### Exercise material
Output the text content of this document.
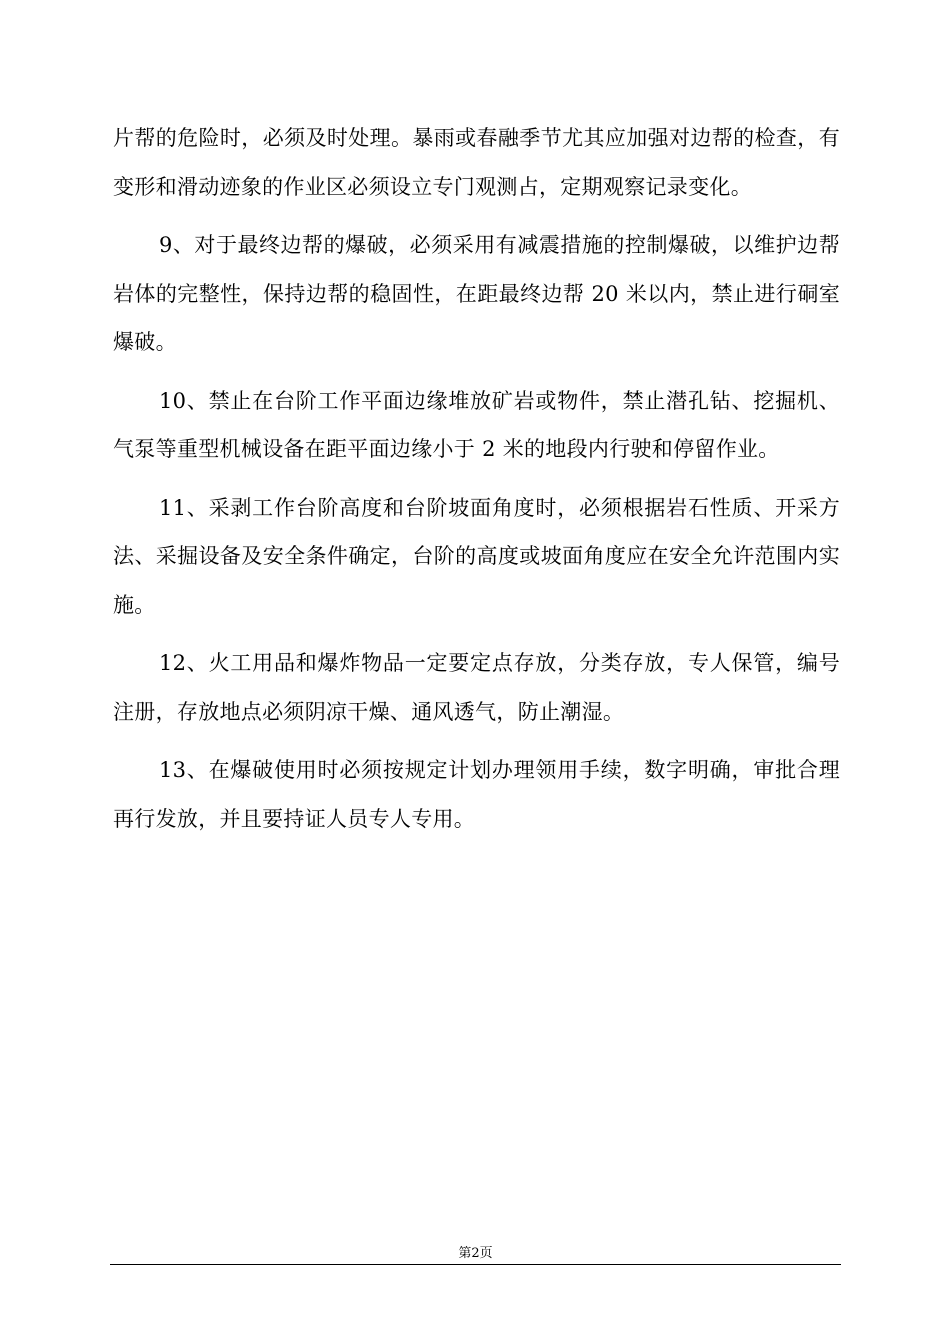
片帮的危险时，必须及时处理。暴雨或春融季节尤其应加强对边帮的检查，有变形和滑动迹象的作业区必须设立专门观测占，定期观察记录变化。

9、对于最终边帮的爆破，必须采用有减震措施的控制爆破，以维护边帮岩体的完整性，保持边帮的稳固性，在距最终边帮 20 米以内，禁止进行硐室爆破。

10、禁止在台阶工作平面边缘堆放矿岩或物件，禁止潜孔钻、挖掘机、气泵等重型机械设备在距平面边缘小于 2 米的地段内行驶和停留作业。

11、采剥工作台阶高度和台阶坡面角度时，必须根据岩石性质、开采方法、采掘设备及安全条件确定，台阶的高度或坡面角度应在安全允许范围内实施。

12、火工用品和爆炸物品一定要定点存放，分类存放，专人保管，编号注册，存放地点必须阴凉干燥、通风透气，防止潮湿。

13、在爆破使用时必须按规定计划办理领用手续，数字明确，审批合理再行发放，并且要持证人员专人专用。

第2页
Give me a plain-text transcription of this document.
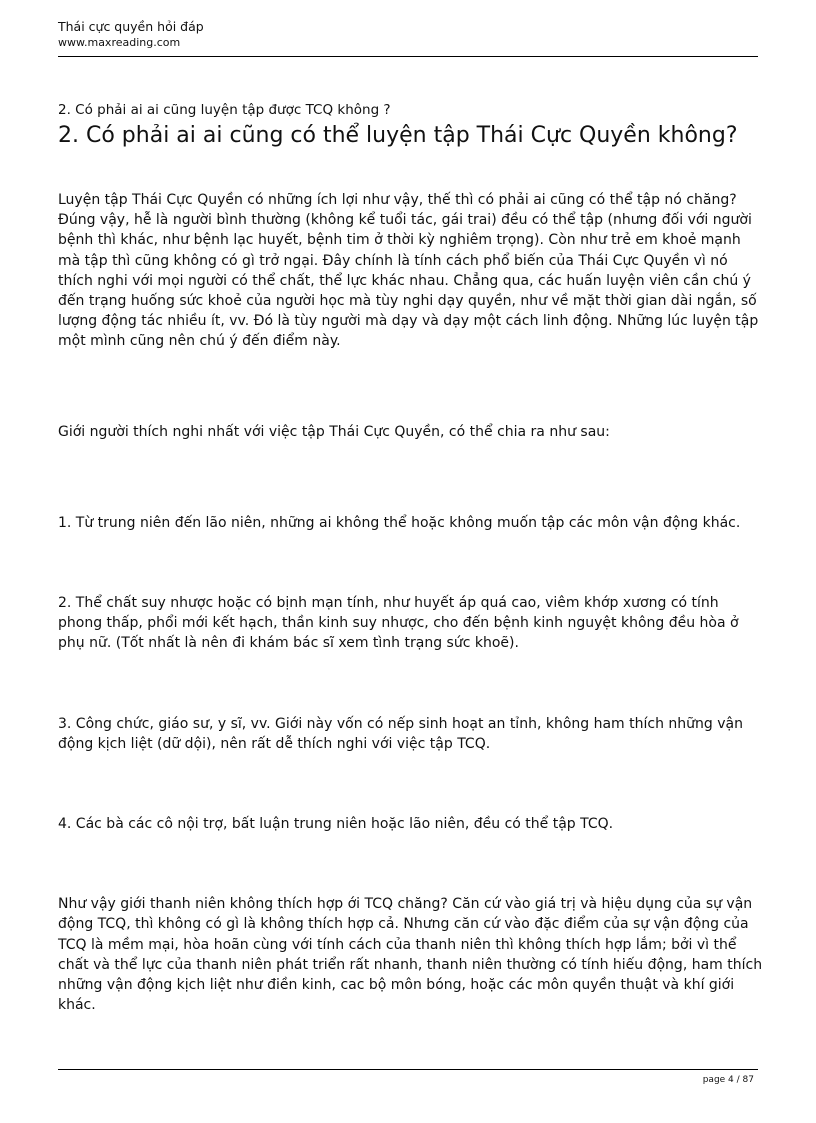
Thái cực quyền hỏi đáp
www.maxreading.com
2. Có phải ai ai cũng luyện tập được TCQ không ?
2. Có phải ai ai cũng có thể luyện tập Thái Cực Quyền không?

Luyện tập Thái Cực Quyền có những ích lợi như vậy, thế thì có phải ai cũng có thể tập nó chăng? Đúng vậy, hễ là người bình thường (không kể tuổi tác, gái trai) đều có thể tập (nhưng đối với người bệnh thì khác, như bệnh lạc huyết, bệnh tim ở thời kỳ nghiêm trọng). Còn như trẻ em khoẻ mạnh mà tập thì cũng không có gì trở ngại. Đây chính là tính cách phổ biến của Thái Cực Quyền vì nó thích nghi với mọi người có thể chất, thể lực khác nhau. Chẳng qua, các huấn luyện viên cần chú ý đến trạng huống sức khoẻ của người học mà tùy nghi dạy quyền, như về mặt thời gian dài ngắn, số lượng động tác nhiều ít, vv. Đó là tùy người mà dạy và dạy một cách linh động. Những lúc luyện tập một mình cũng nên chú ý đến điểm này.

Giới người thích nghi nhất với việc tập Thái Cực Quyền, có thể chia ra như sau:

1. Từ trung niên đến lão niên, những ai không thể hoặc không muốn tập các môn vận động khác.

2. Thể chất suy nhược hoặc có bịnh mạn tính, như huyết áp quá cao, viêm khớp xương có tính phong thấp, phổi mới kết hạch, thần kinh suy nhược, cho đến bệnh kinh nguyệt không đều hòa ở phụ nữ. (Tốt nhất là nên đi khám bác sĩ xem tình trạng sức khoẽ).

3. Công chức, giáo sư, y sĩ, vv. Giới này vốn có nếp sinh hoạt an tỉnh, không ham thích những vận động kịch liệt (dữ dội), nên rất dễ thích nghi với việc tập TCQ.

4. Các bà các cô nội trợ, bất luận trung niên hoặc lão niên, đều có thể tập TCQ.

Như vậy giới thanh niên không thích hợp ới TCQ chăng? Căn cứ vào giá trị và hiệu dụng của sự vận động TCQ, thì không có gì là không thích hợp cả. Nhưng căn cứ vào đặc điểm của sự vận động của TCQ là mềm mại, hòa hoãn cùng với tính cách của thanh niên thì không thích hợp lắm; bởi vì thể chất và thể lực của thanh niên phát triển rất nhanh, thanh niên thường có tính hiếu động, ham thích những vận động kịch liệt như điền kinh, cac bộ môn bóng, hoặc các môn quyền thuật và khí giới khác.

page 4 / 87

### Written problem
Set down the complete material exactly, but do not include the images.

### Task solution
Output the text content of this document.
片帮的危险时，必须及时处理。暴雨或春融季节尤其应加强对边帮的检查，有变形和滑动迹象的作业区必须设立专门观测占，定期观察记录变化。

9、对于最终边帮的爆破，必须采用有减震措施的控制爆破，以维护边帮岩体的完整性，保持边帮的稳固性，在距最终边帮 20 米以内，禁止进行硐室爆破。

10、禁止在台阶工作平面边缘堆放矿岩或物件，禁止潜孔钻、挖掘机、气泵等重型机械设备在距平面边缘小于 2 米的地段内行驶和停留作业。

11、采剥工作台阶高度和台阶坡面角度时，必须根据岩石性质、开采方法、采掘设备及安全条件确定，台阶的高度或坡面角度应在安全允许范围内实施。

12、火工用品和爆炸物品一定要定点存放，分类存放，专人保管，编号注册，存放地点必须阴凉干燥、通风透气，防止潮湿。

13、在爆破使用时必须按规定计划办理领用手续，数字明确，审批合理再行发放，并且要持证人员专人专用。

第2页
Give me a plain-text transcription of this document.
Thái cực quyền hỏi đáp
www.maxreading.com
2. Có phải ai ai cũng luyện tập được TCQ không ?
2. Có phải ai ai cũng có thể luyện tập Thái Cực Quyền không?

Luyện tập Thái Cực Quyền có những ích lợi như vậy, thế thì có phải ai cũng có thể tập nó chăng? Đúng vậy, hễ là người bình thường (không kể tuổi tác, gái trai) đều có thể tập (nhưng đối với người bệnh thì khác, như bệnh lạc huyết, bệnh tim ở thời kỳ nghiêm trọng). Còn như trẻ em khoẻ mạnh mà tập thì cũng không có gì trở ngại. Đây chính là tính cách phổ biến của Thái Cực Quyền vì nó thích nghi với mọi người có thể chất, thể lực khác nhau. Chẳng qua, các huấn luyện viên cần chú ý đến trạng huống sức khoẻ của người học mà tùy nghi dạy quyền, như về mặt thời gian dài ngắn, số lượng động tác nhiều ít, vv. Đó là tùy người mà dạy và dạy một cách linh động. Những lúc luyện tập một mình cũng nên chú ý đến điểm này.

Giới người thích nghi nhất với việc tập Thái Cực Quyền, có thể chia ra như sau:

1. Từ trung niên đến lão niên, những ai không thể hoặc không muốn tập các môn vận động khác.

2. Thể chất suy nhược hoặc có bịnh mạn tính, như huyết áp quá cao, viêm khớp xương có tính phong thấp, phổi mới kết hạch, thần kinh suy nhược, cho đến bệnh kinh nguyệt không đều hòa ở phụ nữ. (Tốt nhất là nên đi khám bác sĩ xem tình trạng sức khoẽ).

3. Công chức, giáo sư, y sĩ, vv. Giới này vốn có nếp sinh hoạt an tỉnh, không ham thích những vận động kịch liệt (dữ dội), nên rất dễ thích nghi với việc tập TCQ.

4. Các bà các cô nội trợ, bất luận trung niên hoặc lão niên, đều có thể tập TCQ.

Như vậy giới thanh niên không thích hợp ới TCQ chăng? Căn cứ vào giá trị và hiệu dụng của sự vận động TCQ, thì không có gì là không thích hợp cả. Nhưng căn cứ vào đặc điểm của sự vận động của TCQ là mềm mại, hòa hoãn cùng với tính cách của thanh niên thì không thích hợp lắm; bởi vì thể chất và thể lực của thanh niên phát triển rất nhanh, thanh niên thường có tính hiếu động, ham thích những vận động kịch liệt như điền kinh, cac bộ môn bóng, hoặc các môn quyền thuật và khí giới khác.

page 4 / 87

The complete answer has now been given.